## DO THIS
Sort through the entries below and pull out lines containing the word "estremamente".

— Begin —

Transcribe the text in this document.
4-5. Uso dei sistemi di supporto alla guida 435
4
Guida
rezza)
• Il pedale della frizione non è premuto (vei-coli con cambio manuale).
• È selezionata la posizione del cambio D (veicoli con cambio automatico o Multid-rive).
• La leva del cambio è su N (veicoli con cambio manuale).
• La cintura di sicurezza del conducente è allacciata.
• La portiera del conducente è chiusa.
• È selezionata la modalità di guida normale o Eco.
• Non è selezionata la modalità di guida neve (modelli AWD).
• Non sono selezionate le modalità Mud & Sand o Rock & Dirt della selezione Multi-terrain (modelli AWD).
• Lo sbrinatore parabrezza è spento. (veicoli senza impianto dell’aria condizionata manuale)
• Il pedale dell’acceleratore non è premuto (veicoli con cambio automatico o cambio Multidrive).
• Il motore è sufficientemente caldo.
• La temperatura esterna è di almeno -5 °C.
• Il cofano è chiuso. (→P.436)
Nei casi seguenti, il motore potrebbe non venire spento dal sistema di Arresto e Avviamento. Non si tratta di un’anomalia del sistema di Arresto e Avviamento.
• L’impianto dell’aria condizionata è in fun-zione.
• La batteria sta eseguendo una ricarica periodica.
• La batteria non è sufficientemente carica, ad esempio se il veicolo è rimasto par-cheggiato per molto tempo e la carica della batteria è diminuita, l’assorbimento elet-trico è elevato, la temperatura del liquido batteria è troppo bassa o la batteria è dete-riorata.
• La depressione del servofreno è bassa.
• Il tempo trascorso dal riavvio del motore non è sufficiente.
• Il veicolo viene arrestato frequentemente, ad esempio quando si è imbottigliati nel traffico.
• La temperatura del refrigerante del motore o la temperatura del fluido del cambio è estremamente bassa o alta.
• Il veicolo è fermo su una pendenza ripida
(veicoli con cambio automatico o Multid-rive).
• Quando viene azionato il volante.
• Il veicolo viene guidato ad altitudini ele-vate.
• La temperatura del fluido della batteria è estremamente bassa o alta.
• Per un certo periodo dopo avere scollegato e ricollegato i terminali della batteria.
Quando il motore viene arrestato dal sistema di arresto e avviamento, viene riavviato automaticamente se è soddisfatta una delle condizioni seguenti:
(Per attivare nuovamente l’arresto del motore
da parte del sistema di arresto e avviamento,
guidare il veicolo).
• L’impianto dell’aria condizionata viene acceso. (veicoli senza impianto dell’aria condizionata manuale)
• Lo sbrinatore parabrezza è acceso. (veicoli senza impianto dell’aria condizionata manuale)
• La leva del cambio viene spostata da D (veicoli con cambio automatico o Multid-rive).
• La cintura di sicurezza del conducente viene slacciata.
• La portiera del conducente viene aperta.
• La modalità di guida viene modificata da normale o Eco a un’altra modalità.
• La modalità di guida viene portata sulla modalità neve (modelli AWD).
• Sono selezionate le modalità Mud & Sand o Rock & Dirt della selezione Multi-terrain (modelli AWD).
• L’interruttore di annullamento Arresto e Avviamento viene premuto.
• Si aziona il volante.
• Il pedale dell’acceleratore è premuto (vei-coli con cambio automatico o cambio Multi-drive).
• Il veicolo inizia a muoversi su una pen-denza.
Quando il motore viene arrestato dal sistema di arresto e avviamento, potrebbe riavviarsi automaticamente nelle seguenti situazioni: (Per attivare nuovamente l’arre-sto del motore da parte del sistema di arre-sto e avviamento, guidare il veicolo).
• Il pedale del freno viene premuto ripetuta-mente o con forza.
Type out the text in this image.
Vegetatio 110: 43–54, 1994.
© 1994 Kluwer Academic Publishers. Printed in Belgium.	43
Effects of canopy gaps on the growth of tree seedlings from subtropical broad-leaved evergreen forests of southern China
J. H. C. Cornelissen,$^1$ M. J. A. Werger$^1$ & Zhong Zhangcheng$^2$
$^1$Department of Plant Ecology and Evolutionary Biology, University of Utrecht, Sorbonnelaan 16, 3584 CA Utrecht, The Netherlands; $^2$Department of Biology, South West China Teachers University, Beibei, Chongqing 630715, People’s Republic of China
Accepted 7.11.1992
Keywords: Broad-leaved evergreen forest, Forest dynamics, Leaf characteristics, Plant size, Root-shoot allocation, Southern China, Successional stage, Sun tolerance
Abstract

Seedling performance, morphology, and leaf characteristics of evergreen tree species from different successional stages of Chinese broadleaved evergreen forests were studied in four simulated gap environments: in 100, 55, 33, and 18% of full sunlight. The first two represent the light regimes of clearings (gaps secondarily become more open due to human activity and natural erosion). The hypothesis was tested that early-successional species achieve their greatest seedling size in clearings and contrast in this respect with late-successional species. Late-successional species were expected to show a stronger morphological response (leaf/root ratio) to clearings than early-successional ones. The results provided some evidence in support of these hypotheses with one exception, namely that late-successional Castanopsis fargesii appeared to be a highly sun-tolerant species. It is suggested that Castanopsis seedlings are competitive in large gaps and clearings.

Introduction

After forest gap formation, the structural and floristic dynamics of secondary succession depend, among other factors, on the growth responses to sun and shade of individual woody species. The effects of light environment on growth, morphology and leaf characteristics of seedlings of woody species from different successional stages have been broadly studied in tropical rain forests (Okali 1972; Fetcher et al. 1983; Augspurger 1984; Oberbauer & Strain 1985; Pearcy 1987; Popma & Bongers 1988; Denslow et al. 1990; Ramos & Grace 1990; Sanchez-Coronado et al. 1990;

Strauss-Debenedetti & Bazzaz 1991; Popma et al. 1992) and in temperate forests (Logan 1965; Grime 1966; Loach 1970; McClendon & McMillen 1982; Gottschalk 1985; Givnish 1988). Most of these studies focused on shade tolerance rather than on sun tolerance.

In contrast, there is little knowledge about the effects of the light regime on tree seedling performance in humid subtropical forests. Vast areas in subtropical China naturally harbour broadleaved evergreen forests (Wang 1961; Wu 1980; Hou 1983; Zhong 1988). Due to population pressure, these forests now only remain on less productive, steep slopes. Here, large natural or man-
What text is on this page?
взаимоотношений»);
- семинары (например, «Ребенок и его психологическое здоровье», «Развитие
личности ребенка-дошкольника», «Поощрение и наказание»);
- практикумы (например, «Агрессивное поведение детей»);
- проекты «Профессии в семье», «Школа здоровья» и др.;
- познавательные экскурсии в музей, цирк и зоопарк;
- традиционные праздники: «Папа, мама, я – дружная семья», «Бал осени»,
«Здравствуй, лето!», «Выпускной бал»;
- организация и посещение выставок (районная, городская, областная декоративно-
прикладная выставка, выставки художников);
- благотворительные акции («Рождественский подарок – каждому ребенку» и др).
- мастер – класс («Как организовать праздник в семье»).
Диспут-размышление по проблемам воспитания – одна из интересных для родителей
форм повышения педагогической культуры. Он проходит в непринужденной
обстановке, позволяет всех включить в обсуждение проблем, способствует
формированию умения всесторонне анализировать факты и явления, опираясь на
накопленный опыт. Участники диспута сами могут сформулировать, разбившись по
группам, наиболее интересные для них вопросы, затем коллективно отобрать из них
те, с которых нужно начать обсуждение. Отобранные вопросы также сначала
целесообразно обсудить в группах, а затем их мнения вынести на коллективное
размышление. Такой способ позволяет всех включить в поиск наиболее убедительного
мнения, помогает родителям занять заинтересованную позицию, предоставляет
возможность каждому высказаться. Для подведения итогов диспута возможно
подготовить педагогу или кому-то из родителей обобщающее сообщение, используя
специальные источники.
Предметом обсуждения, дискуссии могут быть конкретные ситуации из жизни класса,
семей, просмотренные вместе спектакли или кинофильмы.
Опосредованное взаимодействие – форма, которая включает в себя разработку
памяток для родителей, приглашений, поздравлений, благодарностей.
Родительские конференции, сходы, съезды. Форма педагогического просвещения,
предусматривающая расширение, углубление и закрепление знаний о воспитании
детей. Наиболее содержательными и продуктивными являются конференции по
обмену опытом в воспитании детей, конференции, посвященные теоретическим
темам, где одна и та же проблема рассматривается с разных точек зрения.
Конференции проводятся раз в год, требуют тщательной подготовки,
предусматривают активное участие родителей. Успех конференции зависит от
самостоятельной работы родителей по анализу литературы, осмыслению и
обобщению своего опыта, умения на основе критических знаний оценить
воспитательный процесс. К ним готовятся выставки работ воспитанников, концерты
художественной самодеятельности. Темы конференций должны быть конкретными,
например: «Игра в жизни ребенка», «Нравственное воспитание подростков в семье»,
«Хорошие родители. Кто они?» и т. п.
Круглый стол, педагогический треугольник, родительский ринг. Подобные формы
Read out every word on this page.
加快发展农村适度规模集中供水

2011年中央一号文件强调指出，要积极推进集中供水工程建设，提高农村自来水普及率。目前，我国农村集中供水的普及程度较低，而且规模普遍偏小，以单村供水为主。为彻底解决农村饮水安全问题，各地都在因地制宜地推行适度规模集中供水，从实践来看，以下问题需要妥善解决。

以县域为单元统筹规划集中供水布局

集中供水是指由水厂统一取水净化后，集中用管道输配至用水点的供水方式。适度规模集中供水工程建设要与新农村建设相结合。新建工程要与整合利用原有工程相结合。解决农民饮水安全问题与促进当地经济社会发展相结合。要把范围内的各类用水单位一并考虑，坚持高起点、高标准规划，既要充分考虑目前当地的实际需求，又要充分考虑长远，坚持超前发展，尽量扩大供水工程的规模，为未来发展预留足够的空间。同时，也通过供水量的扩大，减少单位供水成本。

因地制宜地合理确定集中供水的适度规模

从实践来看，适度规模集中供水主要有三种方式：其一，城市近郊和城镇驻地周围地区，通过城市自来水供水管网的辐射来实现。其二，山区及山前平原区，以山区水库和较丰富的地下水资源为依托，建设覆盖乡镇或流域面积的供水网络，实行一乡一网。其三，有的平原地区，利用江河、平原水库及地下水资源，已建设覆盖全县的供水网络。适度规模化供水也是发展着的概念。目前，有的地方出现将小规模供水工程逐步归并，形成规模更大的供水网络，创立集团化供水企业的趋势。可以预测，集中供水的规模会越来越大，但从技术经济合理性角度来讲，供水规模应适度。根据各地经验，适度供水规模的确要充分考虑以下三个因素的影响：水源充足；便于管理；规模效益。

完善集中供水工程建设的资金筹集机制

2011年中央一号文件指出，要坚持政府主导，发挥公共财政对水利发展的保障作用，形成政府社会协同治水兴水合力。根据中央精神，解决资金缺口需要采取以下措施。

— End —

## TASK RESULT
• La temperatura del refrigerante del motore o la temperatura del fluido del cambio è estremamente bassa o alta.
• La temperatura del fluido della batteria è estremamente bassa o alta.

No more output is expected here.